Retype the whole listing verbatim and keep the pictures out of it.

★ ★ ★ ★

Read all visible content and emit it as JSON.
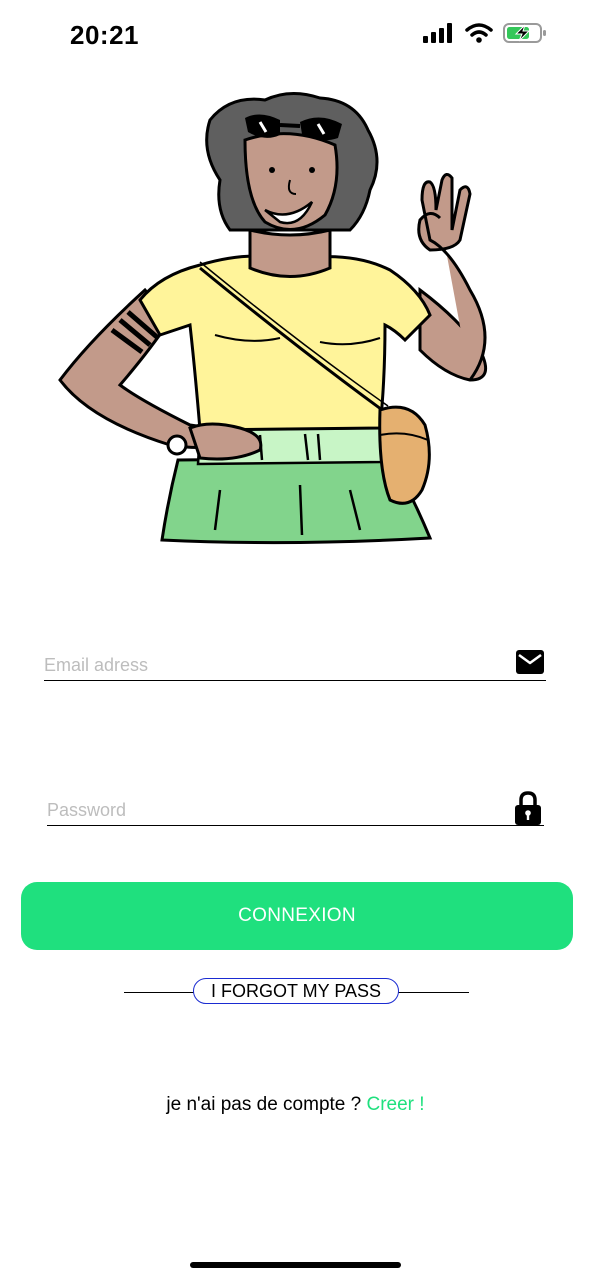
{
  "status_bar": {
    "time": "20:21",
    "icons": [
      "cellular-signal-icon",
      "wifi-icon",
      "battery-charging-icon"
    ]
  },
  "illustration": {
    "name": "woman-ok-gesture-illustration"
  },
  "login_form": {
    "email": {
      "placeholder": "Email adress",
      "value": "",
      "icon": "envelope-icon"
    },
    "password": {
      "placeholder": "Password",
      "value": "",
      "icon": "lock-icon"
    },
    "submit_label": "CONNEXION",
    "forgot_label": "I FORGOT MY PASS"
  },
  "signup": {
    "prompt": "je n'ai pas de compte ? ",
    "link_label": "Creer !"
  },
  "colors": {
    "accent": "#1fe07e",
    "forgot_border": "#1a2bd1"
  }
}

★ ★ ★ ★

(Output):
Read all visible content and emit it as JSON.
{
  "status_bar": {
    "time": "20:21",
    "icons": [
      "cellular-signal-icon",
      "wifi-icon",
      "battery-charging-icon"
    ]
  },
  "illustration": {
    "name": "woman-ok-gesture-illustration"
  },
  "login_form": {
    "email": {
      "placeholder": "Email adress",
      "value": "",
      "icon": "envelope-icon"
    },
    "password": {
      "placeholder": "Password",
      "value": "",
      "icon": "lock-icon"
    },
    "submit_label": "CONNEXION",
    "forgot_label": "I FORGOT MY PASS"
  },
  "signup": {
    "prompt": "je n'ai pas de compte ? ",
    "link_label": "Creer !"
  },
  "colors": {
    "accent": "#1fe07e",
    "forgot_border": "#1a2bd1"
  }
}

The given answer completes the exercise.